(Task requirements):
Extract the passage of the forum thread on Purina Goat Commotion DX from "Hey I have ordered" to "meat goats currently.", copying it word for word.

# Purina Goat Commotion DX?



## amohr1188 (Mar 6, 2018)

Hey I have ordered 4 bags of the Purina Honor Show Chow Goat Commotion DX, and I was wondering if anyone else had used it for their meat show does? And if so, did you like it? Pros and Cons if you can please and thank you in advance! BTW, I'm feeding Purina Goat Chow Pellets for meat goats currently.


----------



## toth boer goats (Jul 20, 2008)

Never used it.


----------



## lottsagoats1 (Apr 12, 2014)

We don't get feeds like that around here. I did notice that the calcium/phosphorus ratio is not as balanced as it could be. There's a huge gap between the minimum and the maximum calcium amounts. I'd worry about growth issues.

But then, I have dairy goats, not meat goats.


----------



## vonziemer (Jun 7, 2012)

We raise dairy goats, but we fed the Honor Show Chow Impulse. Our girls LOVED it! This was discontinued and the Commotion replaced it. None of our goats will touch it. Totally sucks because they all did wonderful on the Impulse. We switched them over to the Purina Meat Goat because they like it and it is available near us. The Meat Goat we found out is actually the old Noble Goat. So far so good. Good luck with your goats and the Commotion, hope they like it!


----------

(Dataset):
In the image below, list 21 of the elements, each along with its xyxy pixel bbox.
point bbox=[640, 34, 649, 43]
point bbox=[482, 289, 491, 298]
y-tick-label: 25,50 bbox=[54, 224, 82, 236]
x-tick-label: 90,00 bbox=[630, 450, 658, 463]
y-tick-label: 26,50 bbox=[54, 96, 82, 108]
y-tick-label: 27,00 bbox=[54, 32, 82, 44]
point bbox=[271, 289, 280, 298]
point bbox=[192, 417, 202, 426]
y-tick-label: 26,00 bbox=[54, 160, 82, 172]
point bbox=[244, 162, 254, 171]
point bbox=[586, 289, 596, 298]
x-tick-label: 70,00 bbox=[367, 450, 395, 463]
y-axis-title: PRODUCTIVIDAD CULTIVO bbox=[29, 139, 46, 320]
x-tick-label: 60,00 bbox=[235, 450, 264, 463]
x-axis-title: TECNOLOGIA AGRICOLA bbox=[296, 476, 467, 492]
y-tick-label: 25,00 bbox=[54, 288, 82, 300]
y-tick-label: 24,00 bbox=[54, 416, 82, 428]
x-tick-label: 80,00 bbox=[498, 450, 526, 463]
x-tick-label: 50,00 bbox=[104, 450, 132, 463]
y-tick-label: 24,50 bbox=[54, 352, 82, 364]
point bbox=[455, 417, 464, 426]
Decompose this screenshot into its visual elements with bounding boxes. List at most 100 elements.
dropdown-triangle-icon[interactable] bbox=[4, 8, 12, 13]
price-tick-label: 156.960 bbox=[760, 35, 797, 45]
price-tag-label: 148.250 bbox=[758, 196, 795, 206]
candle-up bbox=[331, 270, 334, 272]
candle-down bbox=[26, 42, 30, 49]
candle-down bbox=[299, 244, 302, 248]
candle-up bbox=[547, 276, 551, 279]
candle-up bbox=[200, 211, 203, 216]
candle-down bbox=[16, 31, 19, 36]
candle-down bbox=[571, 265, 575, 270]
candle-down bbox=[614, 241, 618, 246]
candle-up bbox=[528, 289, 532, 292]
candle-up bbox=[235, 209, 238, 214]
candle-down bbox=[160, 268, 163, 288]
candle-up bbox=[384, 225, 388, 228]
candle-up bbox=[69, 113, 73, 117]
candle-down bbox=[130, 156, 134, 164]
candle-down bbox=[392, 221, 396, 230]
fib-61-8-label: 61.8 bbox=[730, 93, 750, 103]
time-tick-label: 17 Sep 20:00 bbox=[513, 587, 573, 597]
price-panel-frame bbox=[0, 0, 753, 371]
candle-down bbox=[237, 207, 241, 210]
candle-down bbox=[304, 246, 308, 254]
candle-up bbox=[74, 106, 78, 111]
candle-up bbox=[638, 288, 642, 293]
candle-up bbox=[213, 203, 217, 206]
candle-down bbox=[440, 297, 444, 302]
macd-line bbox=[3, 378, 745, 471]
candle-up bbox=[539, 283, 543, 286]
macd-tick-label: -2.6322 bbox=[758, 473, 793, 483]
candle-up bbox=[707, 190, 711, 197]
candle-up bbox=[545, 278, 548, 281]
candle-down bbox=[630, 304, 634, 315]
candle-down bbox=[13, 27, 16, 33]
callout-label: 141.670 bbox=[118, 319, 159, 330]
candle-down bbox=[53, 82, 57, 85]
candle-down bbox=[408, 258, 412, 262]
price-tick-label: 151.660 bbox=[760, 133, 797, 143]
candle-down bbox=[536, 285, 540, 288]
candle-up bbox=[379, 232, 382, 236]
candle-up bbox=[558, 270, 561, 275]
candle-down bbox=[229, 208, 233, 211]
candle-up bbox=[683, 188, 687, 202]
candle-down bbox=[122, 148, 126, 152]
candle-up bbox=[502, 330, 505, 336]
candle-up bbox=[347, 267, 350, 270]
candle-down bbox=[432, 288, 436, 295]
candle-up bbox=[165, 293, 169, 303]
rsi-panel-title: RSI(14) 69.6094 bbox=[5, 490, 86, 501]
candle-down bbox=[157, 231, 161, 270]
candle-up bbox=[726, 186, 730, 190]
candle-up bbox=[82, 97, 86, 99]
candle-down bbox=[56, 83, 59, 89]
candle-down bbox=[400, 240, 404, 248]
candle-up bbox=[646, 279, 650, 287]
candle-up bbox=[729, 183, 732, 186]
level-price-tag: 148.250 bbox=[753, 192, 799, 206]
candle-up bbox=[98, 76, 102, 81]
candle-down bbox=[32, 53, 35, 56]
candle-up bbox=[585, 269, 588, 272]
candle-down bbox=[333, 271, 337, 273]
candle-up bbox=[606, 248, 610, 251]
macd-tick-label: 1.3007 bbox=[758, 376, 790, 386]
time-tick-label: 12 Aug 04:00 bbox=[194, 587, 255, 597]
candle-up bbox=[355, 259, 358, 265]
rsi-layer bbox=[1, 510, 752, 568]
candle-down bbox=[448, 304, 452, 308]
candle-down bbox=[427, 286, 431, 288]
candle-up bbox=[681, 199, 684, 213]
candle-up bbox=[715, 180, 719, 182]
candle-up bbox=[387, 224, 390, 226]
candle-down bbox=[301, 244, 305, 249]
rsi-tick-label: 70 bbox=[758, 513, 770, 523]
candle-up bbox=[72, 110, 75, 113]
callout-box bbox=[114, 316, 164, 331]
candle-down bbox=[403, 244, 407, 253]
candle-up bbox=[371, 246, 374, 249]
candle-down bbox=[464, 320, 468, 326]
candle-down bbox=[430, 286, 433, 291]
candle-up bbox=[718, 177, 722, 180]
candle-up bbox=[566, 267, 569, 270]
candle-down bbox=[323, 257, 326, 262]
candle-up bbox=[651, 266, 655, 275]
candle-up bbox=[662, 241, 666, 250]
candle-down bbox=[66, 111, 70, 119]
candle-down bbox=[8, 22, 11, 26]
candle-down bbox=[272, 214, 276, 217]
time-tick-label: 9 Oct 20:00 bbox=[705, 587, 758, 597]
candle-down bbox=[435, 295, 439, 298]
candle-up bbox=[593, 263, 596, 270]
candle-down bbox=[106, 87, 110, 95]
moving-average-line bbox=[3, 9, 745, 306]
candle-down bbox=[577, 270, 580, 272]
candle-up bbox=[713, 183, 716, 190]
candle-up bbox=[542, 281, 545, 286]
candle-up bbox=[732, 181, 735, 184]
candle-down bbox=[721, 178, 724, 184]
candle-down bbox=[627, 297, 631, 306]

(Worked solution):
Hey I have ordered 4 bags of the Purina Honor Show Chow Goat Commotion DX, and I was wondering if anyone else had used it for their meat show does? And if so, did you like it? Pros and Cons if you can please and thank you in advance! BTW, I'm feeding Purina Goat Chow Pellets for meat goats currently.